* **What is asked**
State how many lines include "Social", giving the number by itself.

* **Data excerpts**
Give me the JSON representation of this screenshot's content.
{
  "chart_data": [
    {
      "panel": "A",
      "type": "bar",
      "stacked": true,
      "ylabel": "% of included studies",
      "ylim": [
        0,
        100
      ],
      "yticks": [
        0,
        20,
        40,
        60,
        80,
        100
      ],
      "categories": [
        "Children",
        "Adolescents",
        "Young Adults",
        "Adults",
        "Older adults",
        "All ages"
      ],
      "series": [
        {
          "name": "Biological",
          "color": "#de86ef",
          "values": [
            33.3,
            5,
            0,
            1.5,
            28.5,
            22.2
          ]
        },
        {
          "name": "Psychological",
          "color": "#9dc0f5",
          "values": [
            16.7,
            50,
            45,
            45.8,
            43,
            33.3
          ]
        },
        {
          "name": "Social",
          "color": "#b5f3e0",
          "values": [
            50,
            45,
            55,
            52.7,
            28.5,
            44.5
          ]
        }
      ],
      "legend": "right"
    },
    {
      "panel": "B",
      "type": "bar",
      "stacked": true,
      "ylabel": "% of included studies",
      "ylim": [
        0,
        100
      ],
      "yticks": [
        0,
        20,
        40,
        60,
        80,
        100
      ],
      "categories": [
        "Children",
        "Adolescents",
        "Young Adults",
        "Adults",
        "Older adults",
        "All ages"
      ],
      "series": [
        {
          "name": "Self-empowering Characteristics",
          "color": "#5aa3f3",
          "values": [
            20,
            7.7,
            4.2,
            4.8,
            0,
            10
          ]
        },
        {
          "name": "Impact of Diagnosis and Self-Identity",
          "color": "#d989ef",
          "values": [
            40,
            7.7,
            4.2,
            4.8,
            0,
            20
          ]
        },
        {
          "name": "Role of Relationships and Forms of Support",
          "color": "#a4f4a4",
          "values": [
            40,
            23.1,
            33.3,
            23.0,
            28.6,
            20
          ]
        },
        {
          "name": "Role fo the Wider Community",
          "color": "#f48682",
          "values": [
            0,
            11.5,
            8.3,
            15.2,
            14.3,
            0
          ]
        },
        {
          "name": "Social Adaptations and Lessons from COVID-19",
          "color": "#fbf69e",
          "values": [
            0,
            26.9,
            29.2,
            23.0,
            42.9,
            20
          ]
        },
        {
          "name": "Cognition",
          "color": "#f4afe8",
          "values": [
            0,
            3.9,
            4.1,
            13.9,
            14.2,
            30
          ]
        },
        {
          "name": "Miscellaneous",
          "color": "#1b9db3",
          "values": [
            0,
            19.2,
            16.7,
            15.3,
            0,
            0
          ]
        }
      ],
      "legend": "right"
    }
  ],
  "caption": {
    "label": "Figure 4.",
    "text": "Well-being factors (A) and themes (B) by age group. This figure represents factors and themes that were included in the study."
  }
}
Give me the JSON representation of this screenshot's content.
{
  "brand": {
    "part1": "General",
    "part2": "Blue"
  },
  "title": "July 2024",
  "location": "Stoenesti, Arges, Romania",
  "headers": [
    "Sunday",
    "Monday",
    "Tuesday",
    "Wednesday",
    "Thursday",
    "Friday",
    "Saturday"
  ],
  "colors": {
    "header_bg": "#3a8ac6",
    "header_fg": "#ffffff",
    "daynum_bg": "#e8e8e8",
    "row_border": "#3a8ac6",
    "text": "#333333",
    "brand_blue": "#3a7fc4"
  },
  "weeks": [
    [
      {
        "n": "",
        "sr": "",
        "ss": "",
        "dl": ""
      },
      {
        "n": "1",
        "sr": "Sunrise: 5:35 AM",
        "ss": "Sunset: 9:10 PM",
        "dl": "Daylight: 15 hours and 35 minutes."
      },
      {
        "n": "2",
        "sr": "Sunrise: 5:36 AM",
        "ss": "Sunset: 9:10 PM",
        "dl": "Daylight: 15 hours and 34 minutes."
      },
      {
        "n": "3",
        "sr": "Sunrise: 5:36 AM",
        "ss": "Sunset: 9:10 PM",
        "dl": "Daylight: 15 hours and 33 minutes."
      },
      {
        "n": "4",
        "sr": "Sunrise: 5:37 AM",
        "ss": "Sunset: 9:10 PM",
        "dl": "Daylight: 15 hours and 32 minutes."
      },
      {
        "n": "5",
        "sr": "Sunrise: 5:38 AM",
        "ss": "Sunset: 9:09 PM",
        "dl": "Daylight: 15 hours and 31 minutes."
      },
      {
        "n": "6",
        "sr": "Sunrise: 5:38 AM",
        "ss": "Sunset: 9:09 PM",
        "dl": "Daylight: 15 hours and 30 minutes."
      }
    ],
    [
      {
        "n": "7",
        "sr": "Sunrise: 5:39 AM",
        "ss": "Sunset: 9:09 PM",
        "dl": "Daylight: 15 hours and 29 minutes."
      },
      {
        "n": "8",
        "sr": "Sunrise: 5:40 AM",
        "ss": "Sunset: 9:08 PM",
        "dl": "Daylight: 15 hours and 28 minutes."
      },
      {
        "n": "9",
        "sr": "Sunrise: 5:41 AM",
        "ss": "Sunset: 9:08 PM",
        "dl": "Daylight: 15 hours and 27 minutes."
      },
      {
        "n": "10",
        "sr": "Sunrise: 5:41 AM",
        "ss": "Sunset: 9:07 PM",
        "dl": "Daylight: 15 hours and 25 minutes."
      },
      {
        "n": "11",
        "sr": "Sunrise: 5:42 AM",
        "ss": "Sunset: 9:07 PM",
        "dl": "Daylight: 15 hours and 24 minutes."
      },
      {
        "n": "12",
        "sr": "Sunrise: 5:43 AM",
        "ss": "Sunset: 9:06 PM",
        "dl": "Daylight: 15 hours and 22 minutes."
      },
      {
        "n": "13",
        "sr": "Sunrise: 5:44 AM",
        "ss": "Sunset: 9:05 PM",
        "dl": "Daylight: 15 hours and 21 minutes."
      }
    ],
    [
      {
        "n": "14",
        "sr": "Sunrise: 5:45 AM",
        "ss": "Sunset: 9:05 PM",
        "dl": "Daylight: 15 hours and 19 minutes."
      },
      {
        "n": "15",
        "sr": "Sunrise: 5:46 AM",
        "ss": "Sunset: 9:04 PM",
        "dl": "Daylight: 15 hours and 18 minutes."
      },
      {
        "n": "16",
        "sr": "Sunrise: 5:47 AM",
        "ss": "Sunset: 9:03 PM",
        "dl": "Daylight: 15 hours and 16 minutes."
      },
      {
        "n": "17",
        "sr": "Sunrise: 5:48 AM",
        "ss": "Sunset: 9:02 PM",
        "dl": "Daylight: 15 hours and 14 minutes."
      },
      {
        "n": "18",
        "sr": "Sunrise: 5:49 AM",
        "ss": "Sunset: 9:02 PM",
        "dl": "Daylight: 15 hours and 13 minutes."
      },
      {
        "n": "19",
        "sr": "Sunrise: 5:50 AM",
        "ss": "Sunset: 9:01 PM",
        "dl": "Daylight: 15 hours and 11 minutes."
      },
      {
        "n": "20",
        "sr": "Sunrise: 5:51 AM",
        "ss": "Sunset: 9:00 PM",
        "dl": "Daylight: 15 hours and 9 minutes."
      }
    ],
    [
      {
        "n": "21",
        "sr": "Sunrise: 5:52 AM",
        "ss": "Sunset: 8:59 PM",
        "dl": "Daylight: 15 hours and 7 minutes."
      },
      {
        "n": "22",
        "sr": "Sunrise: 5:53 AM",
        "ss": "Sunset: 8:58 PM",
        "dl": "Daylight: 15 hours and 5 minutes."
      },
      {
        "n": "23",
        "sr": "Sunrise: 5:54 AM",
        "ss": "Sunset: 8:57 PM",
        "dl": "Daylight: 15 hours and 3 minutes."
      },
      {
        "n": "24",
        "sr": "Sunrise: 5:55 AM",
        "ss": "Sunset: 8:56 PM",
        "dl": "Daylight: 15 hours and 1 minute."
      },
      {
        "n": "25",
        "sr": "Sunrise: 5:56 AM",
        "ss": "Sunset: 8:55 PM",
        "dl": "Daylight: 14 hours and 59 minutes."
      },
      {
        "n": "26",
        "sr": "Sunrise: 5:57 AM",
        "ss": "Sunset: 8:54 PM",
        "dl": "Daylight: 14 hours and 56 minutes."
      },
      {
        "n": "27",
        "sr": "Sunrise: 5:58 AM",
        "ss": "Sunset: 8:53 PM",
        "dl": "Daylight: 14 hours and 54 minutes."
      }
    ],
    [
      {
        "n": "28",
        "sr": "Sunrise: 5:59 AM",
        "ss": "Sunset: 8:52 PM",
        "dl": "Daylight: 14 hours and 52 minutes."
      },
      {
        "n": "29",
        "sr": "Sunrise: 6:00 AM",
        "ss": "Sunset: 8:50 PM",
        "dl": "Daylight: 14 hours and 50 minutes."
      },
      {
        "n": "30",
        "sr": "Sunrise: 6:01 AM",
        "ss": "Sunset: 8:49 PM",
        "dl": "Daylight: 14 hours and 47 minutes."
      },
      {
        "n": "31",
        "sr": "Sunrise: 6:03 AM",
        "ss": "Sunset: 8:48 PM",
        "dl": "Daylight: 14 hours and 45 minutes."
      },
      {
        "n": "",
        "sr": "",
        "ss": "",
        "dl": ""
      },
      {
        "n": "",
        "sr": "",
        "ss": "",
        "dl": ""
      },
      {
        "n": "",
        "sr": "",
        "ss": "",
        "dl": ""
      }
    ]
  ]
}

* **Exercise result**
2